>> Begin Records to use
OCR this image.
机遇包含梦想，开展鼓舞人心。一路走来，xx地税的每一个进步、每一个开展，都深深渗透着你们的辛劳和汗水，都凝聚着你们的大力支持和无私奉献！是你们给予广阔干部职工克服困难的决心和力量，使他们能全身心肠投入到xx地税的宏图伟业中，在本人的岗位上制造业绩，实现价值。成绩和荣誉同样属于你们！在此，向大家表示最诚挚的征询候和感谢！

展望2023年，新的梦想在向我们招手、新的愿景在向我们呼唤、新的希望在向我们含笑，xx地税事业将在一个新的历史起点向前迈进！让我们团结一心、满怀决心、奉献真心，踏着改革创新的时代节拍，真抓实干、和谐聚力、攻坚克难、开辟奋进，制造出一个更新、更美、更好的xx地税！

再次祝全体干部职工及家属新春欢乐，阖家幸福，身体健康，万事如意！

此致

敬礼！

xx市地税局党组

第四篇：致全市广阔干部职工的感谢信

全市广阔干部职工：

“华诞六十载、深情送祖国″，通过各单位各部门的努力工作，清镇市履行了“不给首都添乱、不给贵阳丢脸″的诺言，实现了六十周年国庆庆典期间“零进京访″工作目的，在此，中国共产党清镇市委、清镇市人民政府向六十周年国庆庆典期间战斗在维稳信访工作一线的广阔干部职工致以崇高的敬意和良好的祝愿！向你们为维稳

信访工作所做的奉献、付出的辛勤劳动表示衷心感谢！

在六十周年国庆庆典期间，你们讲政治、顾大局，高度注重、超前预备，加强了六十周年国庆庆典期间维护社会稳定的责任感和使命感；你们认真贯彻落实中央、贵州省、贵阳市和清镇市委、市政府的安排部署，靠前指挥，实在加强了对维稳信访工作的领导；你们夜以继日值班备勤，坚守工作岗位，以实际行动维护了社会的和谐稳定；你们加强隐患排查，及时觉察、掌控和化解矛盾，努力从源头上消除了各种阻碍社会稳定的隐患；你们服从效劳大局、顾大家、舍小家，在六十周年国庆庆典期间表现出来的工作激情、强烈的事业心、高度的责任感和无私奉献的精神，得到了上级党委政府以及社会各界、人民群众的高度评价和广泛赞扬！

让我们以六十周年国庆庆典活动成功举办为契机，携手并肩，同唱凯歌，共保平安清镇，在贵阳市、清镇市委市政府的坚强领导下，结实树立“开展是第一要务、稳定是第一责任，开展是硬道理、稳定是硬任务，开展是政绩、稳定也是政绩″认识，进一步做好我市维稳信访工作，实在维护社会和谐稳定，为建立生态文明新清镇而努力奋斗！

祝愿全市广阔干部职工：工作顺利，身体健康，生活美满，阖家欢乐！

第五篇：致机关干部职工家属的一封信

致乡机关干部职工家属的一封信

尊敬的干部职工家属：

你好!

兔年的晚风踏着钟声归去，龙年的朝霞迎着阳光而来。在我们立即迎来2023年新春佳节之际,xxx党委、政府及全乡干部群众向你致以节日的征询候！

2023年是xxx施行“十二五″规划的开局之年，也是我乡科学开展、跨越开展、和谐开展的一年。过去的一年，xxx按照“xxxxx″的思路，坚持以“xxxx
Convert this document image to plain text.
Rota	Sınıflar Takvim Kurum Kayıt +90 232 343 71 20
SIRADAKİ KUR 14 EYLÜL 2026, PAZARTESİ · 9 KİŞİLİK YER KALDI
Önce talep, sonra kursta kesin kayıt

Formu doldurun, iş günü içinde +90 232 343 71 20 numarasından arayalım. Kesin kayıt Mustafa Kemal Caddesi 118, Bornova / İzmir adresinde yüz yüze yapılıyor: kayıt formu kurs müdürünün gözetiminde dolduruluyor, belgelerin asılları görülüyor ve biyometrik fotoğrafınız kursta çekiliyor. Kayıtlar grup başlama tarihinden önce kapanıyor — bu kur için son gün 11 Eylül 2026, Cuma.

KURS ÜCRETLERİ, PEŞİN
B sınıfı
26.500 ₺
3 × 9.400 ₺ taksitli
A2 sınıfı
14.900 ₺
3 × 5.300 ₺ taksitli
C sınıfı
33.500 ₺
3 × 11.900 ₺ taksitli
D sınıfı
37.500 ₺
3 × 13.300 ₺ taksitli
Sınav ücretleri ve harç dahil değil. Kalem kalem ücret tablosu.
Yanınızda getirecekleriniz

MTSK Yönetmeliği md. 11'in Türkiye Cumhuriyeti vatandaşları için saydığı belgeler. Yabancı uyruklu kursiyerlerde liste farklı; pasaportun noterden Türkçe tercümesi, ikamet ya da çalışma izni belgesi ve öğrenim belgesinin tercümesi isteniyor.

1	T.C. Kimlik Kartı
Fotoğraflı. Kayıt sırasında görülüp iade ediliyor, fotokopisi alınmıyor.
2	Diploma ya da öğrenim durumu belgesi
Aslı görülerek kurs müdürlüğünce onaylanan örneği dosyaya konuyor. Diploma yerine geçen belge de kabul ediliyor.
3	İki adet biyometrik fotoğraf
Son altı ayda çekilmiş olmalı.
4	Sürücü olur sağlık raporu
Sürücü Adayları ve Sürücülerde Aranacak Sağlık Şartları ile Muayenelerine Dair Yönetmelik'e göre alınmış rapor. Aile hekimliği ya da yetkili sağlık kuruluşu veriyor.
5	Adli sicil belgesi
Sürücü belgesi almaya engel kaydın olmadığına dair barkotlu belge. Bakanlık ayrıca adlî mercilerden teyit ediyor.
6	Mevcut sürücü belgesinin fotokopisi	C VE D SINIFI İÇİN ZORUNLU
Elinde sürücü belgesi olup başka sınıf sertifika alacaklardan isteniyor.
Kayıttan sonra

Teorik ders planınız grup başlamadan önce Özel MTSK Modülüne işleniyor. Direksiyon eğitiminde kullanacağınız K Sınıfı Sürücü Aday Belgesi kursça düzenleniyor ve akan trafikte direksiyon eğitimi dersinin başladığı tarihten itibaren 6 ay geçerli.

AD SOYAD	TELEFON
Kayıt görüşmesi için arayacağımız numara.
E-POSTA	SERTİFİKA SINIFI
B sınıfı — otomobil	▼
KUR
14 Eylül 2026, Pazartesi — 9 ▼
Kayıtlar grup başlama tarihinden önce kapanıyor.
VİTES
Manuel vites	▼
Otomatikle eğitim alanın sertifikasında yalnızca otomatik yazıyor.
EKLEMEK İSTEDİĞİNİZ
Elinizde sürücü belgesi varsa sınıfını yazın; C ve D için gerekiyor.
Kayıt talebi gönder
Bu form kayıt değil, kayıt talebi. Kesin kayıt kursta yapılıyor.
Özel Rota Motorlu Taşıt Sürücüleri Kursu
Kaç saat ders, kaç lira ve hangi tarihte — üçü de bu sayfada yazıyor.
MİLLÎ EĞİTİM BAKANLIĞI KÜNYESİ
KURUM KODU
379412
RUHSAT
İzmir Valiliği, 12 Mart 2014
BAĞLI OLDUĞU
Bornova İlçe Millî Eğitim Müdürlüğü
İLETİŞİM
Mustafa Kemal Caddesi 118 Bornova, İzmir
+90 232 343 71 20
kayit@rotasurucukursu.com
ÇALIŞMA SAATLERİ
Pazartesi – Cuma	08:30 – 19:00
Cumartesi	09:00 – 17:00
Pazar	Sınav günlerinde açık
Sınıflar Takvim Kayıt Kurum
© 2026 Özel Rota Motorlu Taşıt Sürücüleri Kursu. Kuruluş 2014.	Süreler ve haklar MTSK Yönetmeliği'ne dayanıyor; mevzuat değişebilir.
>> End Records to use
Do this
Go through the material line by line. Show each line that contains the string "Mustafa".

Exercise output
Formu doldurun, iş günü içinde +90 232 343 71 20 numarasından arayalım. Kesin kayıt Mustafa Kemal Caddesi 118, Bornova / İzmir adresinde yüz yüze yapılıyor: kayıt formu kurs müdürünün gözetiminde dolduruluyor, belgelerin asılları görülüyor ve biyometrik fotoğrafınız kursta çekiliyor. Kayıtlar grup başlama tarihinden önce kapanıyor — bu kur için son gün 11 Eylül 2026, Cuma.
Mustafa Kemal Caddesi 118 Bornova, İzmir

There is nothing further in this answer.